TO DO: Tell how many lines in the data below hold the string "Cases"; give nothing but the number.

SOURCE RECORDS:
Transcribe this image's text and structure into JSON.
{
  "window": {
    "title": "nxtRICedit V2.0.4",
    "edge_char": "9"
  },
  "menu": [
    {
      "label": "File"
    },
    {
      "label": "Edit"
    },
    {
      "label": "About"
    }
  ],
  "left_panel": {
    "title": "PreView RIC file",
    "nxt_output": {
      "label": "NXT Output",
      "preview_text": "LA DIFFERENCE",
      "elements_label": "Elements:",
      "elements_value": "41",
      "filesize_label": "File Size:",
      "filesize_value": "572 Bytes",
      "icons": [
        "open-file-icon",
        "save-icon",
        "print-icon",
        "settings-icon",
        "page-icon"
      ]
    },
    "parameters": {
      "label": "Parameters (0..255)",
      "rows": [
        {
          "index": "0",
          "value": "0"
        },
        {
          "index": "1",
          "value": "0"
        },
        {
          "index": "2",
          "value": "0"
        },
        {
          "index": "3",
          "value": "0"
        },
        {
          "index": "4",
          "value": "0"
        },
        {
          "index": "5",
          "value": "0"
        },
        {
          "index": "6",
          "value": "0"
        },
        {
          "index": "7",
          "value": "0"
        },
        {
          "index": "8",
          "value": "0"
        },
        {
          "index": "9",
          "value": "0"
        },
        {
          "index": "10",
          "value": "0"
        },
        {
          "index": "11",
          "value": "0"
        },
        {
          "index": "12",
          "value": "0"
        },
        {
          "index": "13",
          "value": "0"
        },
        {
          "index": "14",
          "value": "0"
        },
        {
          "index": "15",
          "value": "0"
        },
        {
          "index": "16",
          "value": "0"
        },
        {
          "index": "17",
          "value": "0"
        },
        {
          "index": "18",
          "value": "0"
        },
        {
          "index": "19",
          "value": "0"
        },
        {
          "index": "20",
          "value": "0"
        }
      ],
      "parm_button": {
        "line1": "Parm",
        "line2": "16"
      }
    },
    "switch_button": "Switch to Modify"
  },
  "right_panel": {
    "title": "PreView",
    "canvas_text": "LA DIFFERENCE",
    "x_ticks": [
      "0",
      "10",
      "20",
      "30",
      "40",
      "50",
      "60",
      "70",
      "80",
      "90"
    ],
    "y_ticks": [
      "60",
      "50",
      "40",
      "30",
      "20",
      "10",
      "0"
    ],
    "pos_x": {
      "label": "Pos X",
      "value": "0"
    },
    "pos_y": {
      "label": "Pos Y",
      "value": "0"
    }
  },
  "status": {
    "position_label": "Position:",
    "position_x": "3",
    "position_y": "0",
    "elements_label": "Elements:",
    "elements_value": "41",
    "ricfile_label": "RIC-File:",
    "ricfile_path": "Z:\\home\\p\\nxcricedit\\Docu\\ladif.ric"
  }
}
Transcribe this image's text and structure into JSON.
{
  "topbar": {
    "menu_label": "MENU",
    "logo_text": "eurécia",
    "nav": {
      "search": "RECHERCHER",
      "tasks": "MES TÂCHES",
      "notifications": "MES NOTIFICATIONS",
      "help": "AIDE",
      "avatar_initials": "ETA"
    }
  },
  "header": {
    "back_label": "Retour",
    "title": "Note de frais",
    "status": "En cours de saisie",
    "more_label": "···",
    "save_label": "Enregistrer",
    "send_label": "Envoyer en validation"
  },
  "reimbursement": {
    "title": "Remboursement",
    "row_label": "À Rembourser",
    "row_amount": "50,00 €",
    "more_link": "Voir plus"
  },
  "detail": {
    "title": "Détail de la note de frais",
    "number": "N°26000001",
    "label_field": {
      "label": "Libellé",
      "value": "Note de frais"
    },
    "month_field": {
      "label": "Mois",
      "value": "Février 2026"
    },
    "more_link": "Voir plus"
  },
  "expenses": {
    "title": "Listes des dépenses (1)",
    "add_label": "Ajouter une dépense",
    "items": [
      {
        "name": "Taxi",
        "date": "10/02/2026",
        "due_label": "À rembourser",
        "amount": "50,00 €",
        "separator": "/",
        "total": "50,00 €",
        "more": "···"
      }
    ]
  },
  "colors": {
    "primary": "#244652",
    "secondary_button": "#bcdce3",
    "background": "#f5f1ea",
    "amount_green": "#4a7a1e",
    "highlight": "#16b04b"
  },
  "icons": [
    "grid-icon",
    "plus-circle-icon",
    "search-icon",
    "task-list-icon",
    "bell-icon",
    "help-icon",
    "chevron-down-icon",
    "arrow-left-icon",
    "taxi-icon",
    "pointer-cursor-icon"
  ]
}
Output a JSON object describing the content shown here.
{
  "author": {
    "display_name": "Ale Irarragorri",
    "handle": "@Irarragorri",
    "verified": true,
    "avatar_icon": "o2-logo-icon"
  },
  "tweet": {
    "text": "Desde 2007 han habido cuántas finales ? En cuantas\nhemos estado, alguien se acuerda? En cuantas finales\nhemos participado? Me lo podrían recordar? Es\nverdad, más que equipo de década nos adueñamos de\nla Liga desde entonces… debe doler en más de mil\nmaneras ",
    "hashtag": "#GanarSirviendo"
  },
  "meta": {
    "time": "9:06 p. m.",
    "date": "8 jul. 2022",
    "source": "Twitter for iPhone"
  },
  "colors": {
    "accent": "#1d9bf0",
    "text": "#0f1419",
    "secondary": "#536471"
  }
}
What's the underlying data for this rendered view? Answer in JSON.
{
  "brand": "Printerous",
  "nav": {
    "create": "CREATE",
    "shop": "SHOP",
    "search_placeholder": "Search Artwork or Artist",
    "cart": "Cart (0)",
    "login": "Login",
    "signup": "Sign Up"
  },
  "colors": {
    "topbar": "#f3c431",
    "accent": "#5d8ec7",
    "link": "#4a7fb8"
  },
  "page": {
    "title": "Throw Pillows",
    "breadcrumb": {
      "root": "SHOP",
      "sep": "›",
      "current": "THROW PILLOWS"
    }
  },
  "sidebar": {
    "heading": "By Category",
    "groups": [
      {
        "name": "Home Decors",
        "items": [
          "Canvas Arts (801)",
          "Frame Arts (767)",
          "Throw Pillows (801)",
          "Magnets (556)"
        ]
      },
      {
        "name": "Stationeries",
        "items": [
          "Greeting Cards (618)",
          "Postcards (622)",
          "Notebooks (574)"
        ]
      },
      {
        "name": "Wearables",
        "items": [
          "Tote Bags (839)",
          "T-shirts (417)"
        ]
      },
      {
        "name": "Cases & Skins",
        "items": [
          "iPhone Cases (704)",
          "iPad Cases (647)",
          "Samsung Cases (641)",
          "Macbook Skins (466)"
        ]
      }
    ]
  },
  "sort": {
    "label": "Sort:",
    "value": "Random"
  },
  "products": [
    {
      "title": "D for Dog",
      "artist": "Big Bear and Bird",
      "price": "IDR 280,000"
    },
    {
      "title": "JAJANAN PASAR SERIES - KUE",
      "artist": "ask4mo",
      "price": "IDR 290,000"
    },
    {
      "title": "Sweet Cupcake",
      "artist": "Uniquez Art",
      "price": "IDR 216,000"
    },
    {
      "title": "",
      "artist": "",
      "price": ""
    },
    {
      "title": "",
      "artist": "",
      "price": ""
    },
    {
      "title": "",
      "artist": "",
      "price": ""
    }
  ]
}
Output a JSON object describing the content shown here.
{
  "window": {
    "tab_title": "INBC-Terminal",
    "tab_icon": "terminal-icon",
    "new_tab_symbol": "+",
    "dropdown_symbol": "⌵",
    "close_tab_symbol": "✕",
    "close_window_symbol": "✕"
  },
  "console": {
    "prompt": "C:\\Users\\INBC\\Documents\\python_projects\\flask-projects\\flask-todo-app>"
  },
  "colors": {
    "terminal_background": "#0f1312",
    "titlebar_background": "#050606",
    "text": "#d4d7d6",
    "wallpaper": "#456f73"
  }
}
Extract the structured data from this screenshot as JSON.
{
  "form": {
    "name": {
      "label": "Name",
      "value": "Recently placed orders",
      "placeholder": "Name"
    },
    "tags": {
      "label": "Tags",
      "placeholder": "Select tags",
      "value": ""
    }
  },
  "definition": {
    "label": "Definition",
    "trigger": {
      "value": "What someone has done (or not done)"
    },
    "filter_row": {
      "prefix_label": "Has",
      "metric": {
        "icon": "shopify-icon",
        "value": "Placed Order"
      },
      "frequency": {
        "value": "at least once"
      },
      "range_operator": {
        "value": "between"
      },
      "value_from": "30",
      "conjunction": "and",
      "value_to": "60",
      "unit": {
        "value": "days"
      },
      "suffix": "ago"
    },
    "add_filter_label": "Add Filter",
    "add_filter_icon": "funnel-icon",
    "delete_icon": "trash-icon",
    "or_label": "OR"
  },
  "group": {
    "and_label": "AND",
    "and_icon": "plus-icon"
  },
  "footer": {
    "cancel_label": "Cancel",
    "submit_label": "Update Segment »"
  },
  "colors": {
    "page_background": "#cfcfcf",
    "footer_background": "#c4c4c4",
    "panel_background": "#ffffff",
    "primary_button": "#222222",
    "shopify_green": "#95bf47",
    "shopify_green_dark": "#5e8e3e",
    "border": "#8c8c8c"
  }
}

SOLUTION: 4